Extracted records:

▬▬▬

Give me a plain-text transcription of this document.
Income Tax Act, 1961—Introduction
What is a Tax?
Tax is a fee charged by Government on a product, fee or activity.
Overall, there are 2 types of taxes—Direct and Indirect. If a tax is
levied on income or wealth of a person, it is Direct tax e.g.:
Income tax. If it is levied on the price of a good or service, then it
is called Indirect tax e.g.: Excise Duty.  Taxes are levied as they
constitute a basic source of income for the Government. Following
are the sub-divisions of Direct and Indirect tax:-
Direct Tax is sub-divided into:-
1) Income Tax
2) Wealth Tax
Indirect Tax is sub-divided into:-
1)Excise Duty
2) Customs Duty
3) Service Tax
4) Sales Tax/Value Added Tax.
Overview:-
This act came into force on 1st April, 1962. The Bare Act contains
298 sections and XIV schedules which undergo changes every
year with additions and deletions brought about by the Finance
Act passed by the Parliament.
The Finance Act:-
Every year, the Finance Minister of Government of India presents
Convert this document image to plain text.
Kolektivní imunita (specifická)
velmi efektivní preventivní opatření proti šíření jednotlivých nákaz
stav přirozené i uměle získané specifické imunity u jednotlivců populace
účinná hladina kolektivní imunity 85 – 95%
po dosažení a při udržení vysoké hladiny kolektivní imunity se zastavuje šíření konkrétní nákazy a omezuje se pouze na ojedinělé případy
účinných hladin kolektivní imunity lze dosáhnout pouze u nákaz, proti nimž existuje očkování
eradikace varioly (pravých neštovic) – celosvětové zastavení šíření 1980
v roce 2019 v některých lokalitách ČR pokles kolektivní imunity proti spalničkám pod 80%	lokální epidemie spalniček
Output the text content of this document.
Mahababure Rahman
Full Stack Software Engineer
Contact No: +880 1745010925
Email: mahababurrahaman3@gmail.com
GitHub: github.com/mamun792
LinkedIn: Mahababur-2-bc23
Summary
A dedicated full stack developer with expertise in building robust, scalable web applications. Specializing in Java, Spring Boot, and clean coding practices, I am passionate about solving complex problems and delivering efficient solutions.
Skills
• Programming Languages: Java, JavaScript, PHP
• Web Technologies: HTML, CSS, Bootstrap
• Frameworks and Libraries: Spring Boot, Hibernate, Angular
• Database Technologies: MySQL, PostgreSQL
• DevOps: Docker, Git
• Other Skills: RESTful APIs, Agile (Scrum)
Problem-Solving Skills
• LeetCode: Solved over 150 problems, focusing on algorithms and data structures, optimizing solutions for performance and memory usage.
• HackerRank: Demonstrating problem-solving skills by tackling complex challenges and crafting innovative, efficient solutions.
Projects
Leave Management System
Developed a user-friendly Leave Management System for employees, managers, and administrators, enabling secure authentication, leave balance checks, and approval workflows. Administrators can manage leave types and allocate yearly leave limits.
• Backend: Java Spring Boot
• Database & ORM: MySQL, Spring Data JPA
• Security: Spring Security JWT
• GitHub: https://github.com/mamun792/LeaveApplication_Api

▬▬▬

# REQUIRED TASK
From the entries above, copy every line containing the word "pouze".

# WRITTEN SOLUTION
po dosažení a při udržení vysoké hladiny kolektivní imunity se zastavuje šíření konkrétní nákazy a omezuje se pouze na ojedinělé případy
účinných hladin kolektivní imunity lze dosáhnout pouze u nákaz, proti nimž existuje očkování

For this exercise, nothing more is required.